======== AVAILABLE DATA

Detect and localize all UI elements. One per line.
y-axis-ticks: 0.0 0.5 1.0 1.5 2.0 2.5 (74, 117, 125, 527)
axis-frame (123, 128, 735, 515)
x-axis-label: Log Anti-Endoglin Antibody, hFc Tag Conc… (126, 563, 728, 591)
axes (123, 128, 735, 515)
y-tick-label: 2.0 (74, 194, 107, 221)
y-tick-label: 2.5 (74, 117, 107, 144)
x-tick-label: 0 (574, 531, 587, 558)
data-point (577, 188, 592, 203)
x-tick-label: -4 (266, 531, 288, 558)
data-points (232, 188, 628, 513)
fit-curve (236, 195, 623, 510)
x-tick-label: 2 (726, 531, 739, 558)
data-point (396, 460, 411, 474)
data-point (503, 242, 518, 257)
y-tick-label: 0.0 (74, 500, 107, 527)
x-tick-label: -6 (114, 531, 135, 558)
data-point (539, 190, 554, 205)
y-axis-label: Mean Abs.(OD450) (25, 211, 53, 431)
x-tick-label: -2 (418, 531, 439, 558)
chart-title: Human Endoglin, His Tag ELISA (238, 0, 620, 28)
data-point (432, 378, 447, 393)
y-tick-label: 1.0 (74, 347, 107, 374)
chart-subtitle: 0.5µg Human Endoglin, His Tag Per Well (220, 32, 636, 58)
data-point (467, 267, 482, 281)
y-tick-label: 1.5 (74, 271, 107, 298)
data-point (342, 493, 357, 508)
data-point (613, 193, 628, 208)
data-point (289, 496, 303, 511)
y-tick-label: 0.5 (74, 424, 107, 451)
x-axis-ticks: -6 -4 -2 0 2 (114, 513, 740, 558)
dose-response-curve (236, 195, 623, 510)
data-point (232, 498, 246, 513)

================

Nothing in the entries should be skipped. Output them all exactly.

Detect and localize all UI elements. One per line.
y-axis-ticks: 0.0 0.5 1.0 1.5 2.0 2.5 (74, 117, 125, 527)
axis-frame (123, 128, 735, 515)
x-axis-label: Log Anti-Endoglin Antibody, hFc Tag Conc… (126, 563, 728, 591)
axes (123, 128, 735, 515)
y-tick-label: 2.0 (74, 194, 107, 221)
y-tick-label: 2.5 (74, 117, 107, 144)
x-tick-label: 0 (574, 531, 587, 558)
data-point (577, 188, 592, 203)
x-tick-label: -4 (266, 531, 288, 558)
data-points (232, 188, 628, 513)
fit-curve (236, 195, 623, 510)
x-tick-label: 2 (726, 531, 739, 558)
data-point (396, 460, 411, 474)
data-point (503, 242, 518, 257)
y-tick-label: 0.0 (74, 500, 107, 527)
x-tick-label: -6 (114, 531, 135, 558)
data-point (539, 190, 554, 205)
y-axis-label: Mean Abs.(OD450) (25, 211, 53, 431)
x-tick-label: -2 (418, 531, 439, 558)
chart-title: Human Endoglin, His Tag ELISA (238, 0, 620, 28)
data-point (432, 378, 447, 393)
y-tick-label: 1.0 (74, 347, 107, 374)
chart-subtitle: 0.5µg Human Endoglin, His Tag Per Well (220, 32, 636, 58)
data-point (467, 267, 482, 281)
y-tick-label: 1.5 (74, 271, 107, 298)
data-point (342, 493, 357, 508)
data-point (613, 193, 628, 208)
data-point (289, 496, 303, 511)
y-tick-label: 0.5 (74, 424, 107, 451)
x-axis-ticks: -6 -4 -2 0 2 (114, 513, 740, 558)
dose-response-curve (236, 195, 623, 510)
data-point (232, 498, 246, 513)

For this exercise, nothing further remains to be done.